Reproduce every record exactly as it appears, but not the pictures.

-- BEGIN The input --

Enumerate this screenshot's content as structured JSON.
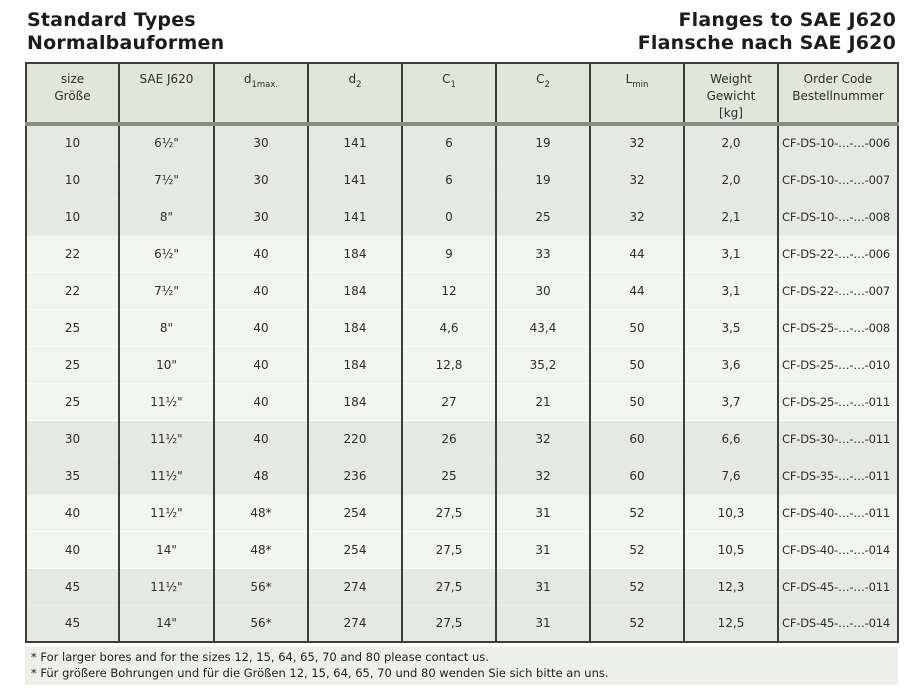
{
  "page_title": {
    "left": [
      "Standard Types",
      "Normalbauformen"
    ],
    "right": [
      "Flanges to SAE J620",
      "Flansche nach SAE J620"
    ]
  },
  "table": {
    "column_ids": [
      "size",
      "sae_j620",
      "d1max",
      "d2",
      "c1",
      "c2",
      "lmin",
      "weight_kg",
      "order_code"
    ],
    "columns": [
      {
        "line1": "size",
        "line2": "Größe"
      },
      {
        "line1": "SAE J620"
      },
      {
        "base": "d",
        "sub": "1max."
      },
      {
        "base": "d",
        "sub": "2"
      },
      {
        "base": "C",
        "sub": "1"
      },
      {
        "base": "C",
        "sub": "2"
      },
      {
        "base": "L",
        "sub": "min"
      },
      {
        "line1": "Weight",
        "line2": "Gewicht",
        "line3": "[kg]"
      },
      {
        "line1": "Order Code",
        "line2": "Bestellnummer"
      }
    ],
    "rows": [
      {
        "size": "10",
        "sae_j620": "6½\"",
        "d1max": "30",
        "d2": "141",
        "c1": "6",
        "c2": "19",
        "lmin": "32",
        "weight_kg": "2,0",
        "order_code": "CF-DS-10-…-…-006",
        "shaded": true
      },
      {
        "size": "10",
        "sae_j620": "7½\"",
        "d1max": "30",
        "d2": "141",
        "c1": "6",
        "c2": "19",
        "lmin": "32",
        "weight_kg": "2,0",
        "order_code": "CF-DS-10-…-…-007",
        "shaded": true
      },
      {
        "size": "10",
        "sae_j620": "8\"",
        "d1max": "30",
        "d2": "141",
        "c1": "0",
        "c2": "25",
        "lmin": "32",
        "weight_kg": "2,1",
        "order_code": "CF-DS-10-…-…-008",
        "shaded": true
      },
      {
        "size": "22",
        "sae_j620": "6½\"",
        "d1max": "40",
        "d2": "184",
        "c1": "9",
        "c2": "33",
        "lmin": "44",
        "weight_kg": "3,1",
        "order_code": "CF-DS-22-…-…-006",
        "shaded": false
      },
      {
        "size": "22",
        "sae_j620": "7½\"",
        "d1max": "40",
        "d2": "184",
        "c1": "12",
        "c2": "30",
        "lmin": "44",
        "weight_kg": "3,1",
        "order_code": "CF-DS-22-…-…-007",
        "shaded": false
      },
      {
        "size": "25",
        "sae_j620": "8\"",
        "d1max": "40",
        "d2": "184",
        "c1": "4,6",
        "c2": "43,4",
        "lmin": "50",
        "weight_kg": "3,5",
        "order_code": "CF-DS-25-…-…-008",
        "shaded": false
      },
      {
        "size": "25",
        "sae_j620": "10\"",
        "d1max": "40",
        "d2": "184",
        "c1": "12,8",
        "c2": "35,2",
        "lmin": "50",
        "weight_kg": "3,6",
        "order_code": "CF-DS-25-…-…-010",
        "shaded": false
      },
      {
        "size": "25",
        "sae_j620": "11½\"",
        "d1max": "40",
        "d2": "184",
        "c1": "27",
        "c2": "21",
        "lmin": "50",
        "weight_kg": "3,7",
        "order_code": "CF-DS-25-…-…-011",
        "shaded": false
      },
      {
        "size": "30",
        "sae_j620": "11½\"",
        "d1max": "40",
        "d2": "220",
        "c1": "26",
        "c2": "32",
        "lmin": "60",
        "weight_kg": "6,6",
        "order_code": "CF-DS-30-…-…-011",
        "shaded": true
      },
      {
        "size": "35",
        "sae_j620": "11½\"",
        "d1max": "48",
        "d2": "236",
        "c1": "25",
        "c2": "32",
        "lmin": "60",
        "weight_kg": "7,6",
        "order_code": "CF-DS-35-…-…-011",
        "shaded": true
      },
      {
        "size": "40",
        "sae_j620": "11½\"",
        "d1max": "48*",
        "d2": "254",
        "c1": "27,5",
        "c2": "31",
        "lmin": "52",
        "weight_kg": "10,3",
        "order_code": "CF-DS-40-…-…-011",
        "shaded": false
      },
      {
        "size": "40",
        "sae_j620": "14\"",
        "d1max": "48*",
        "d2": "254",
        "c1": "27,5",
        "c2": "31",
        "lmin": "52",
        "weight_kg": "10,5",
        "order_code": "CF-DS-40-…-…-014",
        "shaded": false
      },
      {
        "size": "45",
        "sae_j620": "11½\"",
        "d1max": "56*",
        "d2": "274",
        "c1": "27,5",
        "c2": "31",
        "lmin": "52",
        "weight_kg": "12,3",
        "order_code": "CF-DS-45-…-…-011",
        "shaded": true
      },
      {
        "size": "45",
        "sae_j620": "14\"",
        "d1max": "56*",
        "d2": "274",
        "c1": "27,5",
        "c2": "31",
        "lmin": "52",
        "weight_kg": "12,5",
        "order_code": "CF-DS-45-…-…-014",
        "shaded": true
      }
    ]
  },
  "footnotes": [
    "* For larger bores and for the sizes 12, 15, 64, 65, 70 and 80 please contact us.",
    "* Für größere Bohrungen und für die Größen 12, 15, 64, 65, 70 und 80 wenden Sie sich bitte an uns."
  ],
  "colors": {
    "header_bg": "#e1e5da",
    "band_dark": "#e6e9e0",
    "band_light": "#f2f4ee",
    "footnote_bg": "#edf0e7",
    "border_dark": "#3c3f39",
    "header_rule": "#8a8d86"
  }
}
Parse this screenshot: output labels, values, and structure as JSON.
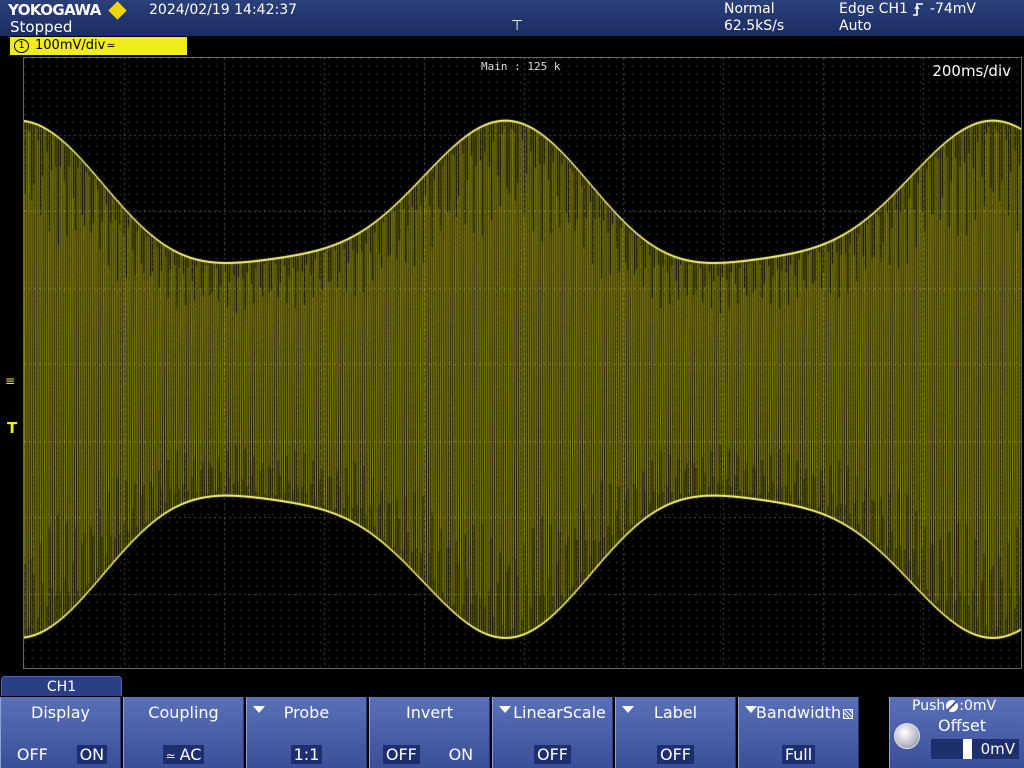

-- END The input --

▶ [Output of the task]
Enumerate this screenshot's content as structured JSON.
{
  "page_title": {
    "left": [
      "Standard Types",
      "Normalbauformen"
    ],
    "right": [
      "Flanges to SAE J620",
      "Flansche nach SAE J620"
    ]
  },
  "table": {
    "column_ids": [
      "size",
      "sae_j620",
      "d1max",
      "d2",
      "c1",
      "c2",
      "lmin",
      "weight_kg",
      "order_code"
    ],
    "columns": [
      {
        "line1": "size",
        "line2": "Größe"
      },
      {
        "line1": "SAE J620"
      },
      {
        "base": "d",
        "sub": "1max."
      },
      {
        "base": "d",
        "sub": "2"
      },
      {
        "base": "C",
        "sub": "1"
      },
      {
        "base": "C",
        "sub": "2"
      },
      {
        "base": "L",
        "sub": "min"
      },
      {
        "line1": "Weight",
        "line2": "Gewicht",
        "line3": "[kg]"
      },
      {
        "line1": "Order Code",
        "line2": "Bestellnummer"
      }
    ],
    "rows": [
      {
        "size": "10",
        "sae_j620": "6½\"",
        "d1max": "30",
        "d2": "141",
        "c1": "6",
        "c2": "19",
        "lmin": "32",
        "weight_kg": "2,0",
        "order_code": "CF-DS-10-…-…-006",
        "shaded": true
      },
      {
        "size": "10",
        "sae_j620": "7½\"",
        "d1max": "30",
        "d2": "141",
        "c1": "6",
        "c2": "19",
        "lmin": "32",
        "weight_kg": "2,0",
        "order_code": "CF-DS-10-…-…-007",
        "shaded": true
      },
      {
        "size": "10",
        "sae_j620": "8\"",
        "d1max": "30",
        "d2": "141",
        "c1": "0",
        "c2": "25",
        "lmin": "32",
        "weight_kg": "2,1",
        "order_code": "CF-DS-10-…-…-008",
        "shaded": true
      },
      {
        "size": "22",
        "sae_j620": "6½\"",
        "d1max": "40",
        "d2": "184",
        "c1": "9",
        "c2": "33",
        "lmin": "44",
        "weight_kg": "3,1",
        "order_code": "CF-DS-22-…-…-006",
        "shaded": false
      },
      {
        "size": "22",
        "sae_j620": "7½\"",
        "d1max": "40",
        "d2": "184",
        "c1": "12",
        "c2": "30",
        "lmin": "44",
        "weight_kg": "3,1",
        "order_code": "CF-DS-22-…-…-007",
        "shaded": false
      },
      {
        "size": "25",
        "sae_j620": "8\"",
        "d1max": "40",
        "d2": "184",
        "c1": "4,6",
        "c2": "43,4",
        "lmin": "50",
        "weight_kg": "3,5",
        "order_code": "CF-DS-25-…-…-008",
        "shaded": false
      },
      {
        "size": "25",
        "sae_j620": "10\"",
        "d1max": "40",
        "d2": "184",
        "c1": "12,8",
        "c2": "35,2",
        "lmin": "50",
        "weight_kg": "3,6",
        "order_code": "CF-DS-25-…-…-010",
        "shaded": false
      },
      {
        "size": "25",
        "sae_j620": "11½\"",
        "d1max": "40",
        "d2": "184",
        "c1": "27",
        "c2": "21",
        "lmin": "50",
        "weight_kg": "3,7",
        "order_code": "CF-DS-25-…-…-011",
        "shaded": false
      },
      {
        "size": "30",
        "sae_j620": "11½\"",
        "d1max": "40",
        "d2": "220",
        "c1": "26",
        "c2": "32",
        "lmin": "60",
        "weight_kg": "6,6",
        "order_code": "CF-DS-30-…-…-011",
        "shaded": true
      },
      {
        "size": "35",
        "sae_j620": "11½\"",
        "d1max": "48",
        "d2": "236",
        "c1": "25",
        "c2": "32",
        "lmin": "60",
        "weight_kg": "7,6",
        "order_code": "CF-DS-35-…-…-011",
        "shaded": true
      },
      {
        "size": "40",
        "sae_j620": "11½\"",
        "d1max": "48*",
        "d2": "254",
        "c1": "27,5",
        "c2": "31",
        "lmin": "52",
        "weight_kg": "10,3",
        "order_code": "CF-DS-40-…-…-011",
        "shaded": false
      },
      {
        "size": "40",
        "sae_j620": "14\"",
        "d1max": "48*",
        "d2": "254",
        "c1": "27,5",
        "c2": "31",
        "lmin": "52",
        "weight_kg": "10,5",
        "order_code": "CF-DS-40-…-…-014",
        "shaded": false
      },
      {
        "size": "45",
        "sae_j620": "11½\"",
        "d1max": "56*",
        "d2": "274",
        "c1": "27,5",
        "c2": "31",
        "lmin": "52",
        "weight_kg": "12,3",
        "order_code": "CF-DS-45-…-…-011",
        "shaded": true
      },
      {
        "size": "45",
        "sae_j620": "14\"",
        "d1max": "56*",
        "d2": "274",
        "c1": "27,5",
        "c2": "31",
        "lmin": "52",
        "weight_kg": "12,5",
        "order_code": "CF-DS-45-…-…-014",
        "shaded": true
      }
    ]
  },
  "footnotes": [
    "* For larger bores and for the sizes 12, 15, 64, 65, 70 and 80 please contact us.",
    "* Für größere Bohrungen und für die Größen 12, 15, 64, 65, 70 und 80 wenden Sie sich bitte an uns."
  ],
  "colors": {
    "header_bg": "#e1e5da",
    "band_dark": "#e6e9e0",
    "band_light": "#f2f4ee",
    "footnote_bg": "#edf0e7",
    "border_dark": "#3c3f39",
    "header_rule": "#8a8d86"
  }
}
Parse this screenshot: output labels, values, and structure as JSON.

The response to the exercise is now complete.